→ **Work to complete**
Copy each line of the data below exactly, leaving out pictures.
+++ Items
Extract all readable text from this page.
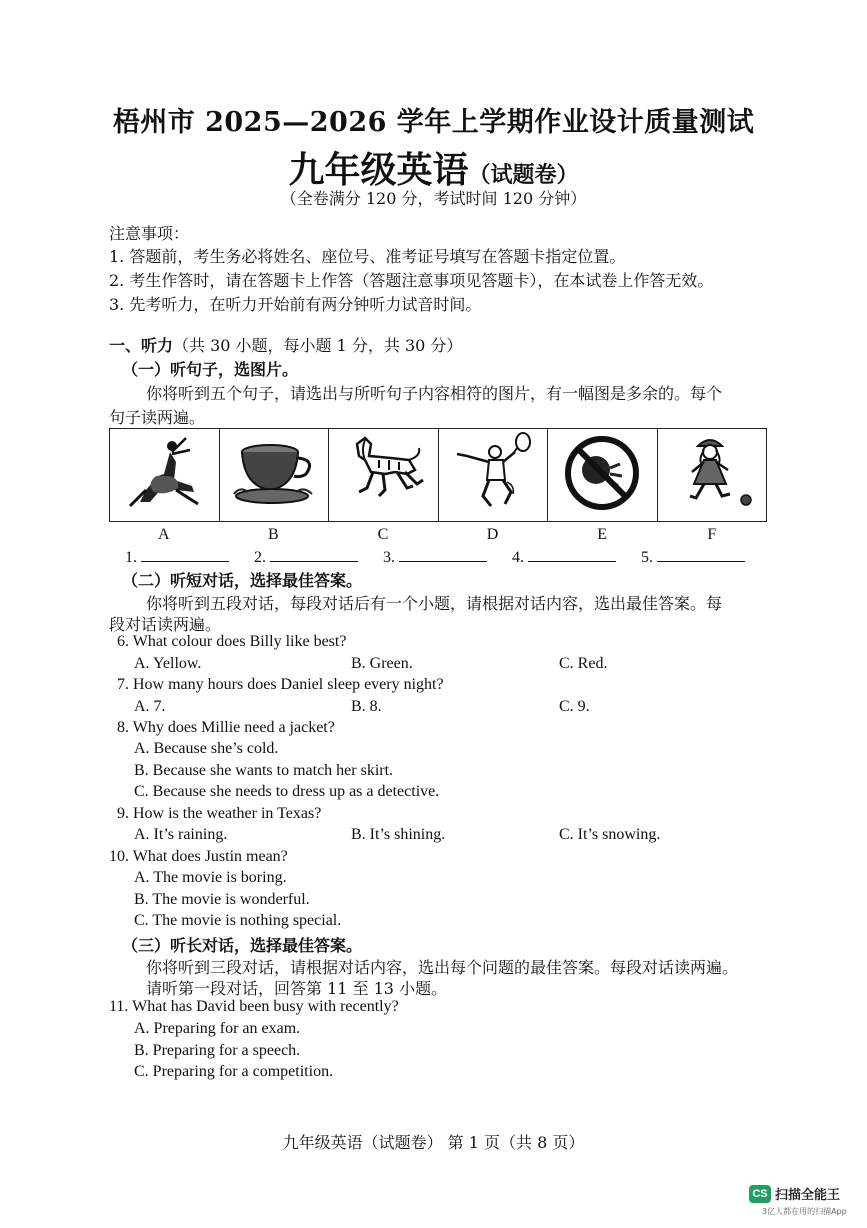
梧州市 2025—2026 学年上学期作业设计质量测试
九年级英语（试题卷）
（全卷满分 120 分，考试时间 120 分钟）
注意事项：
1. 答题前，考生务必将姓名、座位号、准考证号填写在答题卡指定位置。
2. 考生作答时，请在答题卡上作答（答题注意事项见答题卡），在本试卷上作答无效。
3. 先考听力，在听力开始前有两分钟听力试音时间。
一、听力（共 30 小题，每小题 1 分，共 30 分）
（一）听句子，选图片。
你将听到五个句子，请选出与所听句子内容相符的图片，有一幅图是多余的。每个
句子读两遍。

A	B	C	D	E	F
1.	2.	3.	4.	5.
（二）听短对话，选择最佳答案。
你将听到五段对话，每段对话后有一个小题，请根据对话内容，选出最佳答案。每
段对话读两遍。
6. What colour does Billy like best?
A. Yellow.	B. Green.	C. Red.
7. How many hours does Daniel sleep every night?
A. 7.	B. 8.	C. 9.
8. Why does Millie need a jacket?
A. Because she’s cold.
B. Because she wants to match her skirt.
C. Because she needs to dress up as a detective.
9. How is the weather in Texas?
A. It’s raining.	B. It’s shining.	C. It’s snowing.
10. What does Justin mean?
A. The movie is boring.
B. The movie is wonderful.
C. The movie is nothing special.
（三）听长对话，选择最佳答案。
你将听到三段对话，请根据对话内容，选出每个问题的最佳答案。每段对话读两遍。
请听第一段对话，回答第 11 至 13 小题。
11. What has David been busy with recently?
A. Preparing for an exam.
B. Preparing for a speech.
C. Preparing for a competition.
九年级英语（试题卷） 第 1 页（共 8 页）
CS 扫描全能王
3亿人都在用的扫描App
++++++
→ **Written solution**
Extract all readable text from this page.
梧州市 2025—2026 学年上学期作业设计质量测试
九年级英语（试题卷）
（全卷满分 120 分，考试时间 120 分钟）
注意事项：
1. 答题前，考生务必将姓名、座位号、准考证号填写在答题卡指定位置。
2. 考生作答时，请在答题卡上作答（答题注意事项见答题卡），在本试卷上作答无效。
3. 先考听力，在听力开始前有两分钟听力试音时间。
一、听力（共 30 小题，每小题 1 分，共 30 分）
（一）听句子，选图片。
你将听到五个句子，请选出与所听句子内容相符的图片，有一幅图是多余的。每个
句子读两遍。

A	B	C	D	E	F
1.	2.	3.	4.	5.
（二）听短对话，选择最佳答案。
你将听到五段对话，每段对话后有一个小题，请根据对话内容，选出最佳答案。每
段对话读两遍。
6. What colour does Billy like best?
A. Yellow.	B. Green.	C. Red.
7. How many hours does Daniel sleep every night?
A. 7.	B. 8.	C. 9.
8. Why does Millie need a jacket?
A. Because she’s cold.
B. Because she wants to match her skirt.
C. Because she needs to dress up as a detective.
9. How is the weather in Texas?
A. It’s raining.	B. It’s shining.	C. It’s snowing.
10. What does Justin mean?
A. The movie is boring.
B. The movie is wonderful.
C. The movie is nothing special.
（三）听长对话，选择最佳答案。
你将听到三段对话，请根据对话内容，选出每个问题的最佳答案。每段对话读两遍。
请听第一段对话，回答第 11 至 13 小题。
11. What has David been busy with recently?
A. Preparing for an exam.
B. Preparing for a speech.
C. Preparing for a competition.
九年级英语（试题卷） 第 1 页（共 8 页）
CS 扫描全能王
3亿人都在用的扫描App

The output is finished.